▶ **Task instructions**
Will you print the material below without altering a single character?

[Entries taken from a collection]
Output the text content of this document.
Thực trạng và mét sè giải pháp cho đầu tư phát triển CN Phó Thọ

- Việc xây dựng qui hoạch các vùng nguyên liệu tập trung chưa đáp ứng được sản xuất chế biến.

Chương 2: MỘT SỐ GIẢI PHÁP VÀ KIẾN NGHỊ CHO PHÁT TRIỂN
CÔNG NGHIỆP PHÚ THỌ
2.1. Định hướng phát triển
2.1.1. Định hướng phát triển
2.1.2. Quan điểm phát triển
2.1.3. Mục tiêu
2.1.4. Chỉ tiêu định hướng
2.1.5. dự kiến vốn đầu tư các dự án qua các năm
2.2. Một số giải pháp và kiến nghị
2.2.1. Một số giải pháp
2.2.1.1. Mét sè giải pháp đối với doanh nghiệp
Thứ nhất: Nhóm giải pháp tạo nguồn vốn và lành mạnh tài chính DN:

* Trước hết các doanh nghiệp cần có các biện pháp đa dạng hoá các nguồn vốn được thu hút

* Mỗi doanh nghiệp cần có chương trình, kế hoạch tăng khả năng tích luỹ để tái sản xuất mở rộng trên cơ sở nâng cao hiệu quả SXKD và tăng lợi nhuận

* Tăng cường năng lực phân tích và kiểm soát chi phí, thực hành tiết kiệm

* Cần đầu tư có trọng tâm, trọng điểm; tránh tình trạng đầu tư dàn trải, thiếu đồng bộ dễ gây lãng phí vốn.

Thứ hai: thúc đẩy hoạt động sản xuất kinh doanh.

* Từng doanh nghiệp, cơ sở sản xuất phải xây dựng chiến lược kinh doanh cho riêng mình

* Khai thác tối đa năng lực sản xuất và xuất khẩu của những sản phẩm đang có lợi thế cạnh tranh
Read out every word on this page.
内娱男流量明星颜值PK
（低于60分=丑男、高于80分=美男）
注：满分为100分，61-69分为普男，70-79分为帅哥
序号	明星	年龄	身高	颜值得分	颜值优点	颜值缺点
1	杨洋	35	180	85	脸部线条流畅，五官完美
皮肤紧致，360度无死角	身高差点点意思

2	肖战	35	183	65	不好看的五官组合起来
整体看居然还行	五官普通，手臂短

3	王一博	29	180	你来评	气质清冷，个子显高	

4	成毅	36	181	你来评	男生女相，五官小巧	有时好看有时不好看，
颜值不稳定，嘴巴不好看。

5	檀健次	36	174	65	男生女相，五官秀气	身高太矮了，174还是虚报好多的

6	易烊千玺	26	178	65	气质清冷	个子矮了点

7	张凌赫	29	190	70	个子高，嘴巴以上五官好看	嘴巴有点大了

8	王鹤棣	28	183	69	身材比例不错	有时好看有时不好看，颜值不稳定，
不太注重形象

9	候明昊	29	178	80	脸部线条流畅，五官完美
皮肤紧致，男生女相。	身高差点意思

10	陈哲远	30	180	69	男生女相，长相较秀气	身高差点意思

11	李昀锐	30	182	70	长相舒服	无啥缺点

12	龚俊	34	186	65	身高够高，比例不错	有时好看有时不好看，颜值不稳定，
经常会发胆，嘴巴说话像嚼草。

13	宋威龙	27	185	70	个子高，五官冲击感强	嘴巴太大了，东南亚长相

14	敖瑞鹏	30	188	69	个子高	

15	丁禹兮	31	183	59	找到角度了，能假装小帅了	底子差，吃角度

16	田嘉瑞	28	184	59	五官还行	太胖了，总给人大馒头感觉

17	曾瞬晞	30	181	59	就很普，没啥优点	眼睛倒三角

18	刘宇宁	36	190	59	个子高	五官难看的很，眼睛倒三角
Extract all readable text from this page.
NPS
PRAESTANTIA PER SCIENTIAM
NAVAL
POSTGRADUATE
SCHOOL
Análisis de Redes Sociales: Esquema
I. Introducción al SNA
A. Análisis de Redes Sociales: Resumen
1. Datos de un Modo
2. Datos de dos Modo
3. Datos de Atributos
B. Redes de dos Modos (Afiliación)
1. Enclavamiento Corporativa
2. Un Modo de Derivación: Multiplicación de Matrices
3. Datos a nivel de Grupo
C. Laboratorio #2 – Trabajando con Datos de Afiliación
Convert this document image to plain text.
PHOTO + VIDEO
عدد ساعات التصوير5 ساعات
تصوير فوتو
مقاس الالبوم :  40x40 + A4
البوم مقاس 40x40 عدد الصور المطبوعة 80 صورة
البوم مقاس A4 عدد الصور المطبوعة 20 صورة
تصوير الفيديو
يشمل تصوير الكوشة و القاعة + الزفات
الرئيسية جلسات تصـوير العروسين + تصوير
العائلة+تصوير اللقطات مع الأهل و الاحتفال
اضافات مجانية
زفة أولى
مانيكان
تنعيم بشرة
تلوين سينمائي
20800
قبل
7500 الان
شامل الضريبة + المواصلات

▶ **Result of this exercise**
Output the text content of this document.
Thực trạng và mét sè giải pháp cho đầu tư phát triển CN Phó Thọ

- Việc xây dựng qui hoạch các vùng nguyên liệu tập trung chưa đáp ứng được sản xuất chế biến.

Chương 2: MỘT SỐ GIẢI PHÁP VÀ KIẾN NGHỊ CHO PHÁT TRIỂN
CÔNG NGHIỆP PHÚ THỌ
2.1. Định hướng phát triển
2.1.1. Định hướng phát triển
2.1.2. Quan điểm phát triển
2.1.3. Mục tiêu
2.1.4. Chỉ tiêu định hướng
2.1.5. dự kiến vốn đầu tư các dự án qua các năm
2.2. Một số giải pháp và kiến nghị
2.2.1. Một số giải pháp
2.2.1.1. Mét sè giải pháp đối với doanh nghiệp
Thứ nhất: Nhóm giải pháp tạo nguồn vốn và lành mạnh tài chính DN:

* Trước hết các doanh nghiệp cần có các biện pháp đa dạng hoá các nguồn vốn được thu hút

* Mỗi doanh nghiệp cần có chương trình, kế hoạch tăng khả năng tích luỹ để tái sản xuất mở rộng trên cơ sở nâng cao hiệu quả SXKD và tăng lợi nhuận

* Tăng cường năng lực phân tích và kiểm soát chi phí, thực hành tiết kiệm

* Cần đầu tư có trọng tâm, trọng điểm; tránh tình trạng đầu tư dàn trải, thiếu đồng bộ dễ gây lãng phí vốn.

Thứ hai: thúc đẩy hoạt động sản xuất kinh doanh.

* Từng doanh nghiệp, cơ sở sản xuất phải xây dựng chiến lược kinh doanh cho riêng mình

* Khai thác tối đa năng lực sản xuất và xuất khẩu của những sản phẩm đang có lợi thế cạnh tranh
Read out every word on this page.
内娱男流量明星颜值PK
（低于60分=丑男、高于80分=美男）
注：满分为100分，61-69分为普男，70-79分为帅哥
序号	明星	年龄	身高	颜值得分	颜值优点	颜值缺点
1	杨洋	35	180	85	脸部线条流畅，五官完美
皮肤紧致，360度无死角	身高差点点意思

2	肖战	35	183	65	不好看的五官组合起来
整体看居然还行	五官普通，手臂短

3	王一博	29	180	你来评	气质清冷，个子显高	

4	成毅	36	181	你来评	男生女相，五官小巧	有时好看有时不好看，
颜值不稳定，嘴巴不好看。

5	檀健次	36	174	65	男生女相，五官秀气	身高太矮了，174还是虚报好多的

6	易烊千玺	26	178	65	气质清冷	个子矮了点

7	张凌赫	29	190	70	个子高，嘴巴以上五官好看	嘴巴有点大了

8	王鹤棣	28	183	69	身材比例不错	有时好看有时不好看，颜值不稳定，
不太注重形象

9	候明昊	29	178	80	脸部线条流畅，五官完美
皮肤紧致，男生女相。	身高差点意思

10	陈哲远	30	180	69	男生女相，长相较秀气	身高差点意思

11	李昀锐	30	182	70	长相舒服	无啥缺点

12	龚俊	34	186	65	身高够高，比例不错	有时好看有时不好看，颜值不稳定，
经常会发胆，嘴巴说话像嚼草。

13	宋威龙	27	185	70	个子高，五官冲击感强	嘴巴太大了，东南亚长相

14	敖瑞鹏	30	188	69	个子高	

15	丁禹兮	31	183	59	找到角度了，能假装小帅了	底子差，吃角度

16	田嘉瑞	28	184	59	五官还行	太胖了，总给人大馒头感觉

17	曾瞬晞	30	181	59	就很普，没啥优点	眼睛倒三角

18	刘宇宁	36	190	59	个子高	五官难看的很，眼睛倒三角
Extract all readable text from this page.
NPS
PRAESTANTIA PER SCIENTIAM
NAVAL
POSTGRADUATE
SCHOOL
Análisis de Redes Sociales: Esquema
I. Introducción al SNA
A. Análisis de Redes Sociales: Resumen
1. Datos de un Modo
2. Datos de dos Modo
3. Datos de Atributos
B. Redes de dos Modos (Afiliación)
1. Enclavamiento Corporativa
2. Un Modo de Derivación: Multiplicación de Matrices
3. Datos a nivel de Grupo
C. Laboratorio #2 – Trabajando con Datos de Afiliación
Convert this document image to plain text.
PHOTO + VIDEO
عدد ساعات التصوير5 ساعات
تصوير فوتو
مقاس الالبوم :  40x40 + A4
البوم مقاس 40x40 عدد الصور المطبوعة 80 صورة
البوم مقاس A4 عدد الصور المطبوعة 20 صورة
تصوير الفيديو
يشمل تصوير الكوشة و القاعة + الزفات
الرئيسية جلسات تصـوير العروسين + تصوير
العائلة+تصوير اللقطات مع الأهل و الاحتفال
اضافات مجانية
زفة أولى
مانيكان
تنعيم بشرة
تلوين سينمائي
20800
قبل
7500 الان
شامل الضريبة + المواصلات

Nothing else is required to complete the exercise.